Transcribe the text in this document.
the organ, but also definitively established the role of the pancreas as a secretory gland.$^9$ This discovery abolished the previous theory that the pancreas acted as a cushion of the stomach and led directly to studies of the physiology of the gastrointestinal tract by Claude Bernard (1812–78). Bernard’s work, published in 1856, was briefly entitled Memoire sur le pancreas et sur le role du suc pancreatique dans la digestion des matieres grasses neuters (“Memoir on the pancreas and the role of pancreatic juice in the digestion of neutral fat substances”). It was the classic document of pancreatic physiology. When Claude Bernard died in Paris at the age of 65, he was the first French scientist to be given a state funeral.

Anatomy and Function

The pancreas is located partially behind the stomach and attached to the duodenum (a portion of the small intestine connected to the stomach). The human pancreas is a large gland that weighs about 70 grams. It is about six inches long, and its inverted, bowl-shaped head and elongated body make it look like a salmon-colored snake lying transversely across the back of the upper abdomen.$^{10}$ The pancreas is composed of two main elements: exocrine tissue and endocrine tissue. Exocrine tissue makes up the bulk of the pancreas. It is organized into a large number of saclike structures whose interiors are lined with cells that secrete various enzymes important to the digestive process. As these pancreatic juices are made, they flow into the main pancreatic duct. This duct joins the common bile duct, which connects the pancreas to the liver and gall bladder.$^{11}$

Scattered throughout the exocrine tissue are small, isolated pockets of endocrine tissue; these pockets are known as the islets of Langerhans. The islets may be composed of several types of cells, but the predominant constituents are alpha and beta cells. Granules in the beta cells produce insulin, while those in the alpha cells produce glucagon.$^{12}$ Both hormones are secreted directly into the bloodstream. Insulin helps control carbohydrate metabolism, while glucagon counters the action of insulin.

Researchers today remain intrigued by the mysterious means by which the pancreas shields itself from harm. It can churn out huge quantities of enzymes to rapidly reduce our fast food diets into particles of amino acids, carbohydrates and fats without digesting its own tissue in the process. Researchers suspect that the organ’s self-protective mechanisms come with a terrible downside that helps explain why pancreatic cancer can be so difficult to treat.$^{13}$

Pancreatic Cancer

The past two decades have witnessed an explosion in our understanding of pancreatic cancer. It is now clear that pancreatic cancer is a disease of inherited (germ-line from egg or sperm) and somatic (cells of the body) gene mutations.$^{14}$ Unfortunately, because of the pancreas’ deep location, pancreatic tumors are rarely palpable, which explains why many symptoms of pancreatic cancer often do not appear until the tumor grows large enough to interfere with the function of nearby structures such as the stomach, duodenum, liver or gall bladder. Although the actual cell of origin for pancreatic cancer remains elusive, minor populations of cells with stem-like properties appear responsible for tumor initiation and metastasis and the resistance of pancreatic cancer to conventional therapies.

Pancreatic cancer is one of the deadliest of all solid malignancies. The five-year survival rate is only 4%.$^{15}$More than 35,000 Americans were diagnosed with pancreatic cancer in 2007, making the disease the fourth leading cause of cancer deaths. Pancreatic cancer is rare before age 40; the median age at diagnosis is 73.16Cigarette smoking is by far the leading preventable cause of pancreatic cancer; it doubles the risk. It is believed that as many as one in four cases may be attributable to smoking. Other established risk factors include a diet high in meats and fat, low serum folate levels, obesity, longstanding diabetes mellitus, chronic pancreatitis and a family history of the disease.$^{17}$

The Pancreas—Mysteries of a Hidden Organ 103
-----
** Exercise description **
Output all of the data exactly as given.

** Reply **
Transcribe the text in this document.
the organ, but also definitively established the role of the pancreas as a secretory gland.$^9$ This discovery abolished the previous theory that the pancreas acted as a cushion of the stomach and led directly to studies of the physiology of the gastrointestinal tract by Claude Bernard (1812–78). Bernard’s work, published in 1856, was briefly entitled Memoire sur le pancreas et sur le role du suc pancreatique dans la digestion des matieres grasses neuters (“Memoir on the pancreas and the role of pancreatic juice in the digestion of neutral fat substances”). It was the classic document of pancreatic physiology. When Claude Bernard died in Paris at the age of 65, he was the first French scientist to be given a state funeral.

Anatomy and Function

The pancreas is located partially behind the stomach and attached to the duodenum (a portion of the small intestine connected to the stomach). The human pancreas is a large gland that weighs about 70 grams. It is about six inches long, and its inverted, bowl-shaped head and elongated body make it look like a salmon-colored snake lying transversely across the back of the upper abdomen.$^{10}$ The pancreas is composed of two main elements: exocrine tissue and endocrine tissue. Exocrine tissue makes up the bulk of the pancreas. It is organized into a large number of saclike structures whose interiors are lined with cells that secrete various enzymes important to the digestive process. As these pancreatic juices are made, they flow into the main pancreatic duct. This duct joins the common bile duct, which connects the pancreas to the liver and gall bladder.$^{11}$

Scattered throughout the exocrine tissue are small, isolated pockets of endocrine tissue; these pockets are known as the islets of Langerhans. The islets may be composed of several types of cells, but the predominant constituents are alpha and beta cells. Granules in the beta cells produce insulin, while those in the alpha cells produce glucagon.$^{12}$ Both hormones are secreted directly into the bloodstream. Insulin helps control carbohydrate metabolism, while glucagon counters the action of insulin.

Researchers today remain intrigued by the mysterious means by which the pancreas shields itself from harm. It can churn out huge quantities of enzymes to rapidly reduce our fast food diets into particles of amino acids, carbohydrates and fats without digesting its own tissue in the process. Researchers suspect that the organ’s self-protective mechanisms come with a terrible downside that helps explain why pancreatic cancer can be so difficult to treat.$^{13}$

Pancreatic Cancer

The past two decades have witnessed an explosion in our understanding of pancreatic cancer. It is now clear that pancreatic cancer is a disease of inherited (germ-line from egg or sperm) and somatic (cells of the body) gene mutations.$^{14}$ Unfortunately, because of the pancreas’ deep location, pancreatic tumors are rarely palpable, which explains why many symptoms of pancreatic cancer often do not appear until the tumor grows large enough to interfere with the function of nearby structures such as the stomach, duodenum, liver or gall bladder. Although the actual cell of origin for pancreatic cancer remains elusive, minor populations of cells with stem-like properties appear responsible for tumor initiation and metastasis and the resistance of pancreatic cancer to conventional therapies.

Pancreatic cancer is one of the deadliest of all solid malignancies. The five-year survival rate is only 4%.$^{15}$More than 35,000 Americans were diagnosed with pancreatic cancer in 2007, making the disease the fourth leading cause of cancer deaths. Pancreatic cancer is rare before age 40; the median age at diagnosis is 73.16Cigarette smoking is by far the leading preventable cause of pancreatic cancer; it doubles the risk. It is believed that as many as one in four cases may be attributable to smoking. Other established risk factors include a diet high in meats and fat, low serum folate levels, obesity, longstanding diabetes mellitus, chronic pancreatitis and a family history of the disease.$^{17}$

The Pancreas—Mysteries of a Hidden Organ 103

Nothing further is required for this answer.